Quote the records beneath, complete and exact. Leave out images.

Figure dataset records

'''

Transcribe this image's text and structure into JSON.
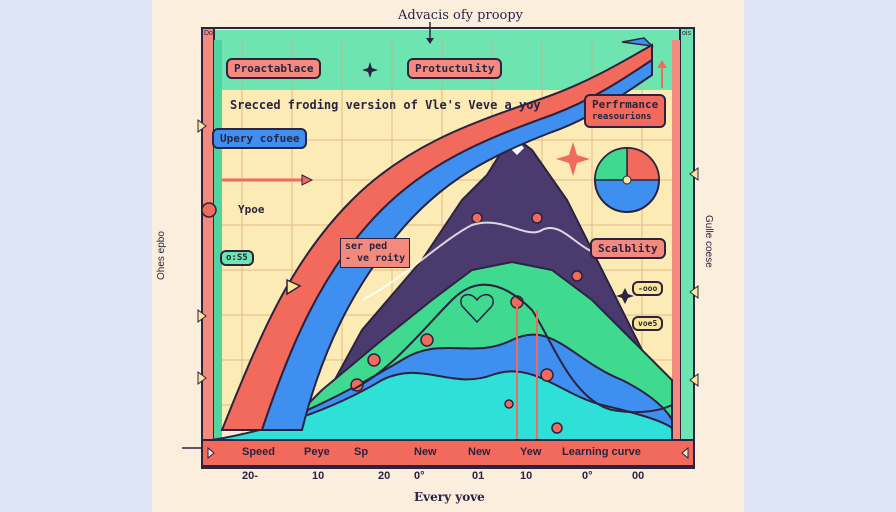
{
  "title": "Advacis ofy proopy",
  "labels": {
    "proactablace": "Proactablace",
    "productulity": "Protuctulity",
    "banner": "Srecced froding version of Vle's Veve a yoy",
    "performance": "Perfrmance",
    "performance_sub": "reasourions",
    "upery": "Upery cofuee",
    "ypoe": "Ypoe",
    "ospd_chip": "o:S5",
    "speed_note_1": "ser ped",
    "speed_note_2": "- ve roity",
    "scalability": "Scalblity",
    "chip_right_1": "-ooo",
    "chip_right_2": "voe5",
    "left_axis": "Ohes epbo",
    "right_axis": "Gulle coese",
    "corner_tl": "Do",
    "corner_tr": "ois"
  },
  "bottom_bar": {
    "items": [
      "Speed",
      "Peye",
      "Sp",
      "New",
      "New",
      "Yew",
      "Learning curve"
    ]
  },
  "x_ticks": [
    "20-",
    "10",
    "20",
    "0°",
    "01",
    "10",
    "0°",
    "00"
  ],
  "x_title": "Every yove",
  "colors": {
    "red": "#f26a5b",
    "green": "#3fd98f",
    "blue": "#3f8ff0",
    "cyan": "#2ee0d8",
    "purple": "#4a3a6e",
    "yellow": "#fbe79a",
    "ink": "#2b2340"
  }
}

'''

> **EXPECTED ANSWER**:
Transcribe this image's text and structure into JSON.
{
  "title": "Advacis ofy proopy",
  "labels": {
    "proactablace": "Proactablace",
    "productulity": "Protuctulity",
    "banner": "Srecced froding version of Vle's Veve a yoy",
    "performance": "Perfrmance",
    "performance_sub": "reasourions",
    "upery": "Upery cofuee",
    "ypoe": "Ypoe",
    "ospd_chip": "o:S5",
    "speed_note_1": "ser ped",
    "speed_note_2": "- ve roity",
    "scalability": "Scalblity",
    "chip_right_1": "-ooo",
    "chip_right_2": "voe5",
    "left_axis": "Ohes epbo",
    "right_axis": "Gulle coese",
    "corner_tl": "Do",
    "corner_tr": "ois"
  },
  "bottom_bar": {
    "items": [
      "Speed",
      "Peye",
      "Sp",
      "New",
      "New",
      "Yew",
      "Learning curve"
    ]
  },
  "x_ticks": [
    "20-",
    "10",
    "20",
    "0°",
    "01",
    "10",
    "0°",
    "00"
  ],
  "x_title": "Every yove",
  "colors": {
    "red": "#f26a5b",
    "green": "#3fd98f",
    "blue": "#3f8ff0",
    "cyan": "#2ee0d8",
    "purple": "#4a3a6e",
    "yellow": "#fbe79a",
    "ink": "#2b2340"
  }
}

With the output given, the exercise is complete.